(Figure record extracts)
<<<<

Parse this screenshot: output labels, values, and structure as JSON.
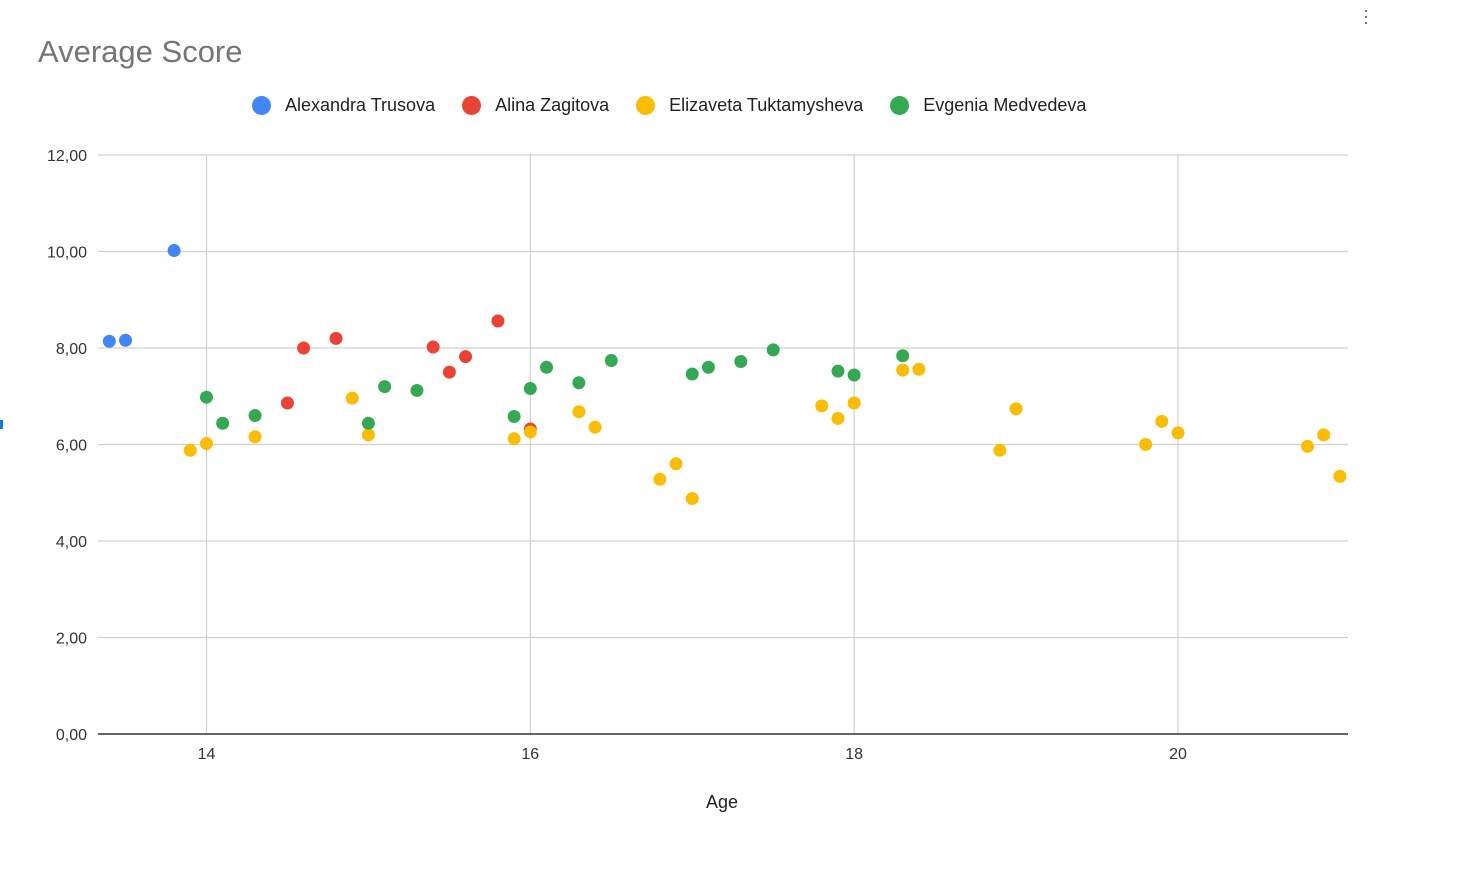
{
  "chart_data": {
    "type": "scatter",
    "title": "Average Score",
    "xlabel": "Age",
    "ylabel": "",
    "xlim": [
      13.33,
      21.05
    ],
    "ylim": [
      0,
      12
    ],
    "x_ticks": [
      "14",
      "16",
      "18",
      "20"
    ],
    "x_tick_values": [
      14,
      16,
      18,
      20
    ],
    "y_ticks": [
      "0,00",
      "2,00",
      "4,00",
      "6,00",
      "8,00",
      "10,00",
      "12,00"
    ],
    "y_tick_values": [
      0,
      2,
      4,
      6,
      8,
      10,
      12
    ],
    "grid": true,
    "legend_position": "top",
    "series": [
      {
        "name": "Alexandra Trusova",
        "color": "#4285f4",
        "points": [
          [
            13.4,
            8.14
          ],
          [
            13.5,
            8.16
          ],
          [
            13.8,
            10.02
          ]
        ]
      },
      {
        "name": "Alina Zagitova",
        "color": "#ea4335",
        "points": [
          [
            14.5,
            6.86
          ],
          [
            14.6,
            8.0
          ],
          [
            14.8,
            8.2
          ],
          [
            15.4,
            8.02
          ],
          [
            15.5,
            7.5
          ],
          [
            15.6,
            7.82
          ],
          [
            15.8,
            8.56
          ],
          [
            16.0,
            6.32
          ]
        ]
      },
      {
        "name": "Elizaveta Tuktamysheva",
        "color": "#fbbc04",
        "points": [
          [
            13.9,
            5.88
          ],
          [
            14.0,
            6.02
          ],
          [
            14.3,
            6.16
          ],
          [
            14.9,
            6.96
          ],
          [
            15.0,
            6.2
          ],
          [
            15.9,
            6.12
          ],
          [
            16.0,
            6.26
          ],
          [
            16.3,
            6.68
          ],
          [
            16.4,
            6.36
          ],
          [
            16.8,
            5.28
          ],
          [
            16.9,
            5.6
          ],
          [
            17.0,
            4.88
          ],
          [
            17.8,
            6.8
          ],
          [
            17.9,
            6.54
          ],
          [
            18.0,
            6.86
          ],
          [
            18.3,
            7.54
          ],
          [
            18.4,
            7.56
          ],
          [
            18.9,
            5.88
          ],
          [
            19.0,
            6.74
          ],
          [
            19.8,
            6.0
          ],
          [
            19.9,
            6.48
          ],
          [
            20.0,
            6.24
          ],
          [
            20.8,
            5.96
          ],
          [
            20.9,
            6.2
          ],
          [
            21.0,
            5.34
          ]
        ]
      },
      {
        "name": "Evgenia Medvedeva",
        "color": "#34a853",
        "points": [
          [
            14.0,
            6.98
          ],
          [
            14.1,
            6.44
          ],
          [
            14.3,
            6.6
          ],
          [
            15.0,
            6.44
          ],
          [
            15.1,
            7.2
          ],
          [
            15.3,
            7.12
          ],
          [
            15.9,
            6.58
          ],
          [
            16.0,
            7.16
          ],
          [
            16.1,
            7.6
          ],
          [
            16.3,
            7.28
          ],
          [
            16.5,
            7.74
          ],
          [
            17.0,
            7.46
          ],
          [
            17.1,
            7.6
          ],
          [
            17.3,
            7.72
          ],
          [
            17.5,
            7.96
          ],
          [
            17.9,
            7.52
          ],
          [
            18.0,
            7.44
          ],
          [
            18.3,
            7.84
          ]
        ]
      }
    ]
  }
}
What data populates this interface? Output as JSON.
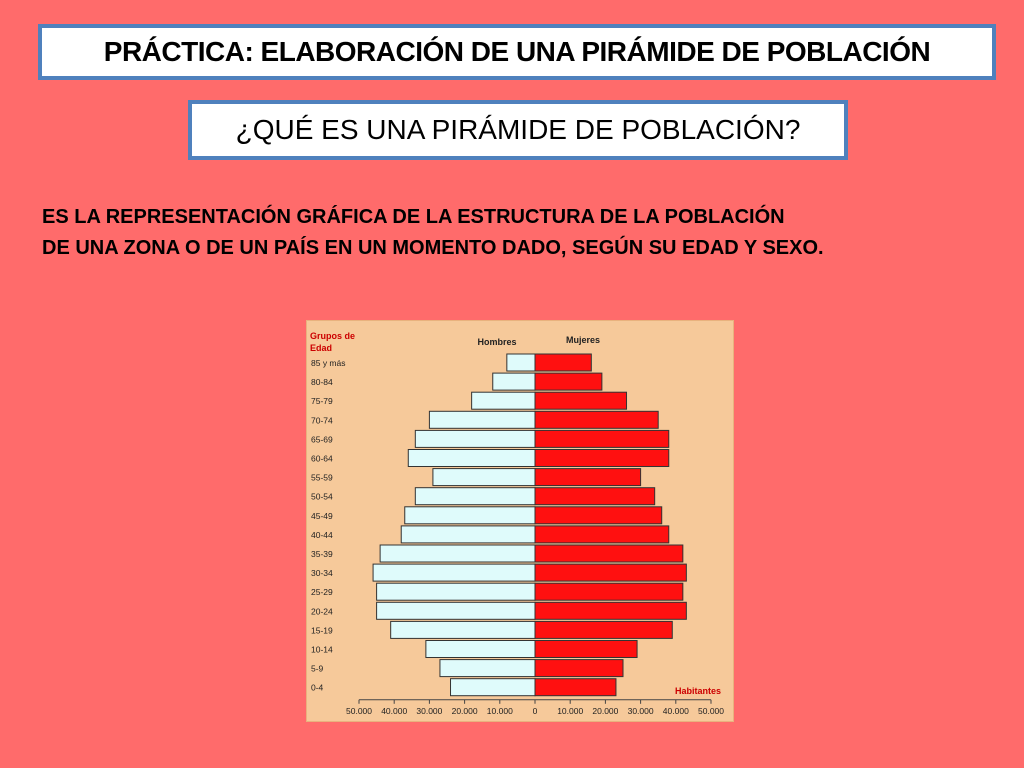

>>>>

__DO THIS__
Omit the images and transcribe all of the records above word for word.

__ANSWER TO THIS EXERCISE__
Parse this screenshot: output labels, values, and structure as JSON.
{
  "chart_data": {
    "type": "scatter",
    "title": "Average Score",
    "xlabel": "Age",
    "ylabel": "",
    "xlim": [
      13.33,
      21.05
    ],
    "ylim": [
      0,
      12
    ],
    "x_ticks": [
      "14",
      "16",
      "18",
      "20"
    ],
    "x_tick_values": [
      14,
      16,
      18,
      20
    ],
    "y_ticks": [
      "0,00",
      "2,00",
      "4,00",
      "6,00",
      "8,00",
      "10,00",
      "12,00"
    ],
    "y_tick_values": [
      0,
      2,
      4,
      6,
      8,
      10,
      12
    ],
    "grid": true,
    "legend_position": "top",
    "series": [
      {
        "name": "Alexandra Trusova",
        "color": "#4285f4",
        "points": [
          [
            13.4,
            8.14
          ],
          [
            13.5,
            8.16
          ],
          [
            13.8,
            10.02
          ]
        ]
      },
      {
        "name": "Alina Zagitova",
        "color": "#ea4335",
        "points": [
          [
            14.5,
            6.86
          ],
          [
            14.6,
            8.0
          ],
          [
            14.8,
            8.2
          ],
          [
            15.4,
            8.02
          ],
          [
            15.5,
            7.5
          ],
          [
            15.6,
            7.82
          ],
          [
            15.8,
            8.56
          ],
          [
            16.0,
            6.32
          ]
        ]
      },
      {
        "name": "Elizaveta Tuktamysheva",
        "color": "#fbbc04",
        "points": [
          [
            13.9,
            5.88
          ],
          [
            14.0,
            6.02
          ],
          [
            14.3,
            6.16
          ],
          [
            14.9,
            6.96
          ],
          [
            15.0,
            6.2
          ],
          [
            15.9,
            6.12
          ],
          [
            16.0,
            6.26
          ],
          [
            16.3,
            6.68
          ],
          [
            16.4,
            6.36
          ],
          [
            16.8,
            5.28
          ],
          [
            16.9,
            5.6
          ],
          [
            17.0,
            4.88
          ],
          [
            17.8,
            6.8
          ],
          [
            17.9,
            6.54
          ],
          [
            18.0,
            6.86
          ],
          [
            18.3,
            7.54
          ],
          [
            18.4,
            7.56
          ],
          [
            18.9,
            5.88
          ],
          [
            19.0,
            6.74
          ],
          [
            19.8,
            6.0
          ],
          [
            19.9,
            6.48
          ],
          [
            20.0,
            6.24
          ],
          [
            20.8,
            5.96
          ],
          [
            20.9,
            6.2
          ],
          [
            21.0,
            5.34
          ]
        ]
      },
      {
        "name": "Evgenia Medvedeva",
        "color": "#34a853",
        "points": [
          [
            14.0,
            6.98
          ],
          [
            14.1,
            6.44
          ],
          [
            14.3,
            6.6
          ],
          [
            15.0,
            6.44
          ],
          [
            15.1,
            7.2
          ],
          [
            15.3,
            7.12
          ],
          [
            15.9,
            6.58
          ],
          [
            16.0,
            7.16
          ],
          [
            16.1,
            7.6
          ],
          [
            16.3,
            7.28
          ],
          [
            16.5,
            7.74
          ],
          [
            17.0,
            7.46
          ],
          [
            17.1,
            7.6
          ],
          [
            17.3,
            7.72
          ],
          [
            17.5,
            7.96
          ],
          [
            17.9,
            7.52
          ],
          [
            18.0,
            7.44
          ],
          [
            18.3,
            7.84
          ]
        ]
      }
    ]
  }
}
What data populates this interface? Output as JSON.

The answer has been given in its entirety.